### Task objective
Send back all the data below, exactly as given.

### Supplied entries
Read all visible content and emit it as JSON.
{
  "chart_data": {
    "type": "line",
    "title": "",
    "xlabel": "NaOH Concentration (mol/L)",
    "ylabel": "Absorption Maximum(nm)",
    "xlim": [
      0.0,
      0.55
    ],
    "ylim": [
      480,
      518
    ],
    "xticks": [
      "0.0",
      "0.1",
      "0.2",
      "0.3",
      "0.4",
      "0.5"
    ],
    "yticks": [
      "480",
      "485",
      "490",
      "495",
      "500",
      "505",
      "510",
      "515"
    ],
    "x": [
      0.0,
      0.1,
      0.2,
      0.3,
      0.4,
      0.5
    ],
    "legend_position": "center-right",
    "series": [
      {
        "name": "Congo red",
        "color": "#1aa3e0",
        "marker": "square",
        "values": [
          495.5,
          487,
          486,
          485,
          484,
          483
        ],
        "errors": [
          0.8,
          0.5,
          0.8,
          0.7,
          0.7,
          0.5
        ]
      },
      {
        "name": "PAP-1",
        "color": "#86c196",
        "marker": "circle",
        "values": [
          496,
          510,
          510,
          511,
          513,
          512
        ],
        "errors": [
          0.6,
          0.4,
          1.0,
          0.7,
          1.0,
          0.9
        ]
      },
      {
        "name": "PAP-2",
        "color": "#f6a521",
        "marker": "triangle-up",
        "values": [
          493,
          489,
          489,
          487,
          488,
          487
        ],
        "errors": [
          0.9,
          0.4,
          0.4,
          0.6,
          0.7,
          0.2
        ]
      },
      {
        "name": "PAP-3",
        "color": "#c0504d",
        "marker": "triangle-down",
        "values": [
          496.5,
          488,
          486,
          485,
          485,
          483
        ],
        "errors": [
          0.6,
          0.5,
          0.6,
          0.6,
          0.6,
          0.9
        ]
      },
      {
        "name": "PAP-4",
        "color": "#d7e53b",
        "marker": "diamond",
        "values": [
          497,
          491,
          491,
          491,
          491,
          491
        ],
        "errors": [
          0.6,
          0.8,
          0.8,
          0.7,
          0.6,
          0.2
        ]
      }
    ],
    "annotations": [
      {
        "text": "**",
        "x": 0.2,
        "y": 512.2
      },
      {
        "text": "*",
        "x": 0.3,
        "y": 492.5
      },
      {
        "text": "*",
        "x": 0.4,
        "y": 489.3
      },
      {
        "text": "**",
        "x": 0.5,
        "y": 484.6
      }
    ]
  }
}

### Written solution
Read all visible content and emit it as JSON.
{
  "chart_data": {
    "type": "line",
    "title": "",
    "xlabel": "NaOH Concentration (mol/L)",
    "ylabel": "Absorption Maximum(nm)",
    "xlim": [
      0.0,
      0.55
    ],
    "ylim": [
      480,
      518
    ],
    "xticks": [
      "0.0",
      "0.1",
      "0.2",
      "0.3",
      "0.4",
      "0.5"
    ],
    "yticks": [
      "480",
      "485",
      "490",
      "495",
      "500",
      "505",
      "510",
      "515"
    ],
    "x": [
      0.0,
      0.1,
      0.2,
      0.3,
      0.4,
      0.5
    ],
    "legend_position": "center-right",
    "series": [
      {
        "name": "Congo red",
        "color": "#1aa3e0",
        "marker": "square",
        "values": [
          495.5,
          487,
          486,
          485,
          484,
          483
        ],
        "errors": [
          0.8,
          0.5,
          0.8,
          0.7,
          0.7,
          0.5
        ]
      },
      {
        "name": "PAP-1",
        "color": "#86c196",
        "marker": "circle",
        "values": [
          496,
          510,
          510,
          511,
          513,
          512
        ],
        "errors": [
          0.6,
          0.4,
          1.0,
          0.7,
          1.0,
          0.9
        ]
      },
      {
        "name": "PAP-2",
        "color": "#f6a521",
        "marker": "triangle-up",
        "values": [
          493,
          489,
          489,
          487,
          488,
          487
        ],
        "errors": [
          0.9,
          0.4,
          0.4,
          0.6,
          0.7,
          0.2
        ]
      },
      {
        "name": "PAP-3",
        "color": "#c0504d",
        "marker": "triangle-down",
        "values": [
          496.5,
          488,
          486,
          485,
          485,
          483
        ],
        "errors": [
          0.6,
          0.5,
          0.6,
          0.6,
          0.6,
          0.9
        ]
      },
      {
        "name": "PAP-4",
        "color": "#d7e53b",
        "marker": "diamond",
        "values": [
          497,
          491,
          491,
          491,
          491,
          491
        ],
        "errors": [
          0.6,
          0.8,
          0.8,
          0.7,
          0.6,
          0.2
        ]
      }
    ],
    "annotations": [
      {
        "text": "**",
        "x": 0.2,
        "y": 512.2
      },
      {
        "text": "*",
        "x": 0.3,
        "y": 492.5
      },
      {
        "text": "*",
        "x": 0.4,
        "y": 489.3
      },
      {
        "text": "**",
        "x": 0.5,
        "y": 484.6
      }
    ]
  }
}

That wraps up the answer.